Items from a data source:
#####

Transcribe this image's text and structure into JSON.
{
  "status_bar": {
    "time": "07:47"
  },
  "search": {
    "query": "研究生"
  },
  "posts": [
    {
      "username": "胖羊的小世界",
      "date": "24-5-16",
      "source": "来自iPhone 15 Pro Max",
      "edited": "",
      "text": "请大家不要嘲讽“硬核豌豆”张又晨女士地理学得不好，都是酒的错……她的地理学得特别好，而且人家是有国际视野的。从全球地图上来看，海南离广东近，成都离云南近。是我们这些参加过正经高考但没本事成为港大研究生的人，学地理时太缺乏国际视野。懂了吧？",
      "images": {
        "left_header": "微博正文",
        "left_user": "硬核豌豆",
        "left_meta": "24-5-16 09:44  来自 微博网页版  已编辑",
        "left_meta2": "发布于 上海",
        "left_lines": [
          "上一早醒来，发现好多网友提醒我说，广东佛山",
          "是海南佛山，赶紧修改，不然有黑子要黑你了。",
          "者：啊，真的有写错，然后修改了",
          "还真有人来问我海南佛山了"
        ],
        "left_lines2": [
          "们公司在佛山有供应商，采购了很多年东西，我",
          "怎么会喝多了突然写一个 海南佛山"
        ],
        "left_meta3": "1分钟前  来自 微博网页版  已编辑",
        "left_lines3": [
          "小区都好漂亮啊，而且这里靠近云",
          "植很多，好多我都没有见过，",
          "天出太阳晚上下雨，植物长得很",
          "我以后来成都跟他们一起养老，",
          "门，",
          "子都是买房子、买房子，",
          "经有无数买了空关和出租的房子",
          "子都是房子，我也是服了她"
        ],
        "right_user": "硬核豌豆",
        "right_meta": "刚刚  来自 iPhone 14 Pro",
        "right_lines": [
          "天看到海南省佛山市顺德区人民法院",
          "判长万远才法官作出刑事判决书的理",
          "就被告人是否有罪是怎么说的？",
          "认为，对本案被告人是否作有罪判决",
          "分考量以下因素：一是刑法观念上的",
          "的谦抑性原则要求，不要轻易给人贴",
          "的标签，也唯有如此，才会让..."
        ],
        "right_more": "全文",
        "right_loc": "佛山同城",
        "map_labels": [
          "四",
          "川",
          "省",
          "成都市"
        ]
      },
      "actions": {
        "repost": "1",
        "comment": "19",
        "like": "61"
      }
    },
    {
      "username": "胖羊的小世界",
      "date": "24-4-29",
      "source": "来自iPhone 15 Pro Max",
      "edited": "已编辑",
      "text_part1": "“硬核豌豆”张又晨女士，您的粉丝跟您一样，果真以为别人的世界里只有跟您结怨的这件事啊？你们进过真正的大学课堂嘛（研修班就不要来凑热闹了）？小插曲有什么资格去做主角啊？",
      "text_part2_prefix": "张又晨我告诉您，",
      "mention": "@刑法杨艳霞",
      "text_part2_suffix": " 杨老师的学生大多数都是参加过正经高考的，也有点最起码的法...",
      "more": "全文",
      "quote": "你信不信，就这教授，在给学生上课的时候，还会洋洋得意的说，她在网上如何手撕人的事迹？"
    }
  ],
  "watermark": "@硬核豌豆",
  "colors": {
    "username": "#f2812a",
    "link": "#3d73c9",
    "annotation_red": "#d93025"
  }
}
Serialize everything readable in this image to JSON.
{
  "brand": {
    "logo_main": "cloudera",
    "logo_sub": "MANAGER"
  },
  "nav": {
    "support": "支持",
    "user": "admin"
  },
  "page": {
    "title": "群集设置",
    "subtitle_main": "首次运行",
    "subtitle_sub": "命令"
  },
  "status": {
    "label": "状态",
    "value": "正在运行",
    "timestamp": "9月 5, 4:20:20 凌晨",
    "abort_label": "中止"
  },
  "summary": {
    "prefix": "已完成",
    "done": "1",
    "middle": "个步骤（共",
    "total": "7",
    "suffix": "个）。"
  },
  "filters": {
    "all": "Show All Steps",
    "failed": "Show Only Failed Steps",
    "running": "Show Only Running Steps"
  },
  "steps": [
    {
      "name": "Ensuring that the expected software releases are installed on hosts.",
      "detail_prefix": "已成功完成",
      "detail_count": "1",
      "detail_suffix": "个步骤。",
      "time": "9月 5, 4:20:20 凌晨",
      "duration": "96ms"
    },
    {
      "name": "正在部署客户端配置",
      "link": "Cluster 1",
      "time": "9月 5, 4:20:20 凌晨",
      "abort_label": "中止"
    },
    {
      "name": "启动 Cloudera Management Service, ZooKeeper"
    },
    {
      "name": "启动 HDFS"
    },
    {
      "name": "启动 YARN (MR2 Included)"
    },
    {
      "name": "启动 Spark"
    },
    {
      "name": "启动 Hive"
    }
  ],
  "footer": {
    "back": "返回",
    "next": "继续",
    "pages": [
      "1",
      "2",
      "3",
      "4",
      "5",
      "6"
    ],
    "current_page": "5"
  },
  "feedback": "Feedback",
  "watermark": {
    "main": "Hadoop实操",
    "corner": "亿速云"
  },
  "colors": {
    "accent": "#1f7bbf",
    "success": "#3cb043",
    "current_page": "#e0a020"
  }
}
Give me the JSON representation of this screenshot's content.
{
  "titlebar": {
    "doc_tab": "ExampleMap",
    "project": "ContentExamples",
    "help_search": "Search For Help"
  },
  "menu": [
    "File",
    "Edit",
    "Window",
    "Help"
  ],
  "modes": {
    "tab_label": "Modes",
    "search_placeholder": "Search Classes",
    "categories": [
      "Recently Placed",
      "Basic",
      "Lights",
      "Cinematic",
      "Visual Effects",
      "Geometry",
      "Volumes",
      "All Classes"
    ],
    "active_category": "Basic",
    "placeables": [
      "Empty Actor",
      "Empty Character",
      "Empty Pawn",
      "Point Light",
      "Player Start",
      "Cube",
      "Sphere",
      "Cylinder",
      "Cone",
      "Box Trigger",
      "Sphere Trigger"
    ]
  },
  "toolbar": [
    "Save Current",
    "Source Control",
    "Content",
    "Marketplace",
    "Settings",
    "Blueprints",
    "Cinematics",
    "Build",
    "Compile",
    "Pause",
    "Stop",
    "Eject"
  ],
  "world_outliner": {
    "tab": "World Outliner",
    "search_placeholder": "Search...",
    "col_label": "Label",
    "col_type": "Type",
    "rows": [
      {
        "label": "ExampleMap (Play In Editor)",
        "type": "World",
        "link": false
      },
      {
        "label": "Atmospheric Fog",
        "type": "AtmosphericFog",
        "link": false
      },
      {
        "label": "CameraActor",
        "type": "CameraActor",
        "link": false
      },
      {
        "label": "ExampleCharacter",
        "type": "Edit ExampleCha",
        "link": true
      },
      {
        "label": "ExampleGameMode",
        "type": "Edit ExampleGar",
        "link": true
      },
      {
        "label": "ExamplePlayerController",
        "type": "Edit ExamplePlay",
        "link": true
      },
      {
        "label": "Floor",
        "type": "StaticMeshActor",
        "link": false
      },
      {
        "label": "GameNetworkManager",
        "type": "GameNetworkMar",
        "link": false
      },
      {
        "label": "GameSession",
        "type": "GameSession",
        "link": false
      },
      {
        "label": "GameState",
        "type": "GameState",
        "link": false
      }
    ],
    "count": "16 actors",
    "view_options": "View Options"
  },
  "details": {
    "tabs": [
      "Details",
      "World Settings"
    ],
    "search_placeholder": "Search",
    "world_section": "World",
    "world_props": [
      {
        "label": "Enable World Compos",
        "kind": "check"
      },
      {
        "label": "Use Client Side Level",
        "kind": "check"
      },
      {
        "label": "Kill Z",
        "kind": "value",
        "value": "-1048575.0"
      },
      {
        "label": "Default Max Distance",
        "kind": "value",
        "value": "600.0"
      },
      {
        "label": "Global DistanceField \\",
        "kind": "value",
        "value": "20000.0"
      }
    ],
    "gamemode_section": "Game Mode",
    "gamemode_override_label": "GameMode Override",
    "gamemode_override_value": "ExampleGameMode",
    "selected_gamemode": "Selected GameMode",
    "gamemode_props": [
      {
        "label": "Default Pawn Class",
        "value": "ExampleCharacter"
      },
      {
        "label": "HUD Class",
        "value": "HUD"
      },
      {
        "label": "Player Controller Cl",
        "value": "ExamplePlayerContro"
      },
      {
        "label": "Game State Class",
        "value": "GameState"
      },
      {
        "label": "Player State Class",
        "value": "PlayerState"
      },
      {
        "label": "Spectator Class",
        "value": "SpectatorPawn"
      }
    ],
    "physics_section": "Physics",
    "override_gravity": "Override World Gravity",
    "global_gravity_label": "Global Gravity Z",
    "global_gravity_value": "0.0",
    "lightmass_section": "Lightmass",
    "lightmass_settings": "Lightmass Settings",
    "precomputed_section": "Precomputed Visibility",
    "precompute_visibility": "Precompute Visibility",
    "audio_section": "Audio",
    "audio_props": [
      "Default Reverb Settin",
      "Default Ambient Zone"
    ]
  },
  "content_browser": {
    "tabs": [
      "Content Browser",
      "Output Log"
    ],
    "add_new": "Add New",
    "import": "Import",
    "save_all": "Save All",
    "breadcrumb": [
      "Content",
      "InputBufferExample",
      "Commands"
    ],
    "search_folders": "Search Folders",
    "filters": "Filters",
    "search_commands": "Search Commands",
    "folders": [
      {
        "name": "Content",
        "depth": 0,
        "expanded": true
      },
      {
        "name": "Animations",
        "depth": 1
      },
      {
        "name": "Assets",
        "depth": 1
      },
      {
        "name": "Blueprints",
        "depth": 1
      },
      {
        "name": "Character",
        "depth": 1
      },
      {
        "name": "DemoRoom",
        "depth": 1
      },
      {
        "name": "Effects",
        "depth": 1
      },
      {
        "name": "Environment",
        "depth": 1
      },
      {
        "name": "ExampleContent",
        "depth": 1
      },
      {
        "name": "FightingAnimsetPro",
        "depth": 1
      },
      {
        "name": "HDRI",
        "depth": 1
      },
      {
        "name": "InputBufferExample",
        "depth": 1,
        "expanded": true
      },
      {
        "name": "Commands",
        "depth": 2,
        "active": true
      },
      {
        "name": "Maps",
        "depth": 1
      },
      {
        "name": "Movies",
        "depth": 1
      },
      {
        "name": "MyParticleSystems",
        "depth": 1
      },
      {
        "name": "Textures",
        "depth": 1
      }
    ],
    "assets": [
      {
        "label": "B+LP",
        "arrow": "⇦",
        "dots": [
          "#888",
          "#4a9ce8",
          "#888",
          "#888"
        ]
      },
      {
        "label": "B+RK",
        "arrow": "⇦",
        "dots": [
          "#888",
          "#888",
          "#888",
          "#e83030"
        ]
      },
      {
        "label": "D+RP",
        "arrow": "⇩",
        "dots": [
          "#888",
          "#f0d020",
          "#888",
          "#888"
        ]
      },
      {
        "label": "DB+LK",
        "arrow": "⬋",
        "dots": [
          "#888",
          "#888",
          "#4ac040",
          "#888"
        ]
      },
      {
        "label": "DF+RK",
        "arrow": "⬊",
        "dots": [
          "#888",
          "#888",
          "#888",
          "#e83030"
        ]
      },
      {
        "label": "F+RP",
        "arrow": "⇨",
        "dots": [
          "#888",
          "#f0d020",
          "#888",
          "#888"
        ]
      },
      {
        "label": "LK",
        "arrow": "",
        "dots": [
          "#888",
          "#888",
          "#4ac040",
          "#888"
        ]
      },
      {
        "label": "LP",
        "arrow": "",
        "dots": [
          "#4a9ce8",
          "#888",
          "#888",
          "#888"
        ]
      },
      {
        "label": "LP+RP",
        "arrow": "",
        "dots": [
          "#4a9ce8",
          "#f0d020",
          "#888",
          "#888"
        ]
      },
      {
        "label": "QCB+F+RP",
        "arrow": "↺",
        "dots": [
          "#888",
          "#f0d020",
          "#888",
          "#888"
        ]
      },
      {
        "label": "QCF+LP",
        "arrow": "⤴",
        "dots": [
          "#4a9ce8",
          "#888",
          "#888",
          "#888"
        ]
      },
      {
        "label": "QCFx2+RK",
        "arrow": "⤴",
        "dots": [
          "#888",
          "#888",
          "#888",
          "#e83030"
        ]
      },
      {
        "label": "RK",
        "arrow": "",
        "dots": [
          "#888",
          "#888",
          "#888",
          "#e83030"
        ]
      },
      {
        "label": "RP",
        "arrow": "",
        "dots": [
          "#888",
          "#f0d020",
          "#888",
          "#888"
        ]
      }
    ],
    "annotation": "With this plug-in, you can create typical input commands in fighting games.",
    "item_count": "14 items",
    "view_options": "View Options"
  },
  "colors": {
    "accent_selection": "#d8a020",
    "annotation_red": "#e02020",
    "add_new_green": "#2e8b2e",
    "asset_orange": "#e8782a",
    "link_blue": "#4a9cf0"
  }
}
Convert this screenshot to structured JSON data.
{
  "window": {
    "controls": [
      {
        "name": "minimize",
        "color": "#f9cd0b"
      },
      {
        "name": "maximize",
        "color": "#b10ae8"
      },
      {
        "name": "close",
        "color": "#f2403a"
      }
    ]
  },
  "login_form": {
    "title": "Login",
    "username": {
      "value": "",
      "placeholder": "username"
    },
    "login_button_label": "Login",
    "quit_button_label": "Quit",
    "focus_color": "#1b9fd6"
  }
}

#####

WHAT TO WORK ON | Find "InputBufferExample". Copy every line it occurs in.

RESPONSE TO THIS EXERCISE |
      "InputBufferExample",
        "name": "InputBufferExample",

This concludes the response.